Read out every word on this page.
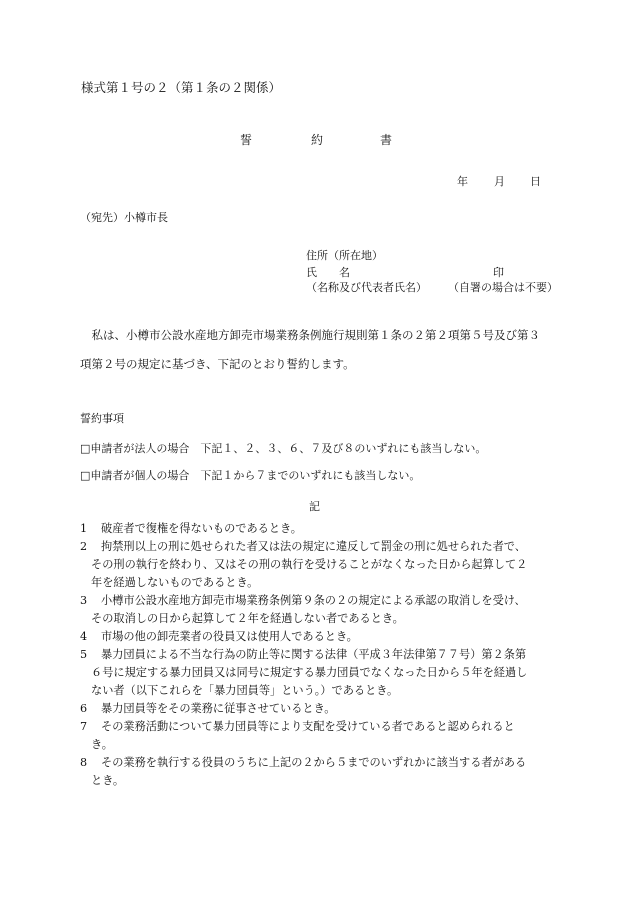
様式第１号の２（第１条の２関係）
誓	約	書
年 月 日
（宛先）小樽市長
住所（所在地）
氏　　名	印
（名称及び代表者氏名） （自署の場合は不要）
　私は、小樽市公設水産地方卸売市場業務条例施行規則第１条の２第２項第５号及び第３
項第２号の規定に基づき、下記のとおり誓約します。
誓約事項
□申請者が法人の場合　下記１、２、３、６、７及び８のいずれにも該当しない。
□申請者が個人の場合　下記１から７までのいずれにも該当しない。
記
1 破産者で復権を得ないものであるとき。
2 拘禁刑以上の刑に処せられた者又は法の規定に違反して罰金の刑に処せられた者で、
その刑の執行を終わり、又はその刑の執行を受けることがなくなった日から起算して２
年を経過しないものであるとき。
3 小樽市公設水産地方卸売市場業務条例第９条の２の規定による承認の取消しを受け、
その取消しの日から起算して２年を経過しない者であるとき。
4 市場の他の卸売業者の役員又は使用人であるとき。
5 暴力団員による不当な行為の防止等に関する法律（平成３年法律第７７号）第２条第
６号に規定する暴力団員又は同号に規定する暴力団員でなくなった日から５年を経過し
ない者（以下これらを「暴力団員等」という。）であるとき。
6 暴力団員等をその業務に従事させているとき。
7 その業務活動について暴力団員等により支配を受けている者であると認められると
き。
8 その業務を執行する役員のうちに上記の２から５までのいずれかに該当する者がある
とき。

Objective
Retype all of the entries exactly as written, leaving out any images.

Correct answer
Read out every word on this page.
様式第１号の２（第１条の２関係）
誓	約	書
年 月 日
（宛先）小樽市長
住所（所在地）
氏　　名	印
（名称及び代表者氏名） （自署の場合は不要）
　私は、小樽市公設水産地方卸売市場業務条例施行規則第１条の２第２項第５号及び第３
項第２号の規定に基づき、下記のとおり誓約します。
誓約事項
□申請者が法人の場合　下記１、２、３、６、７及び８のいずれにも該当しない。
□申請者が個人の場合　下記１から７までのいずれにも該当しない。
記
1 破産者で復権を得ないものであるとき。
2 拘禁刑以上の刑に処せられた者又は法の規定に違反して罰金の刑に処せられた者で、
その刑の執行を終わり、又はその刑の執行を受けることがなくなった日から起算して２
年を経過しないものであるとき。
3 小樽市公設水産地方卸売市場業務条例第９条の２の規定による承認の取消しを受け、
その取消しの日から起算して２年を経過しない者であるとき。
4 市場の他の卸売業者の役員又は使用人であるとき。
5 暴力団員による不当な行為の防止等に関する法律（平成３年法律第７７号）第２条第
６号に規定する暴力団員又は同号に規定する暴力団員でなくなった日から５年を経過し
ない者（以下これらを「暴力団員等」という。）であるとき。
6 暴力団員等をその業務に従事させているとき。
7 その業務活動について暴力団員等により支配を受けている者であると認められると
き。
8 その業務を執行する役員のうちに上記の２から５までのいずれかに該当する者がある
とき。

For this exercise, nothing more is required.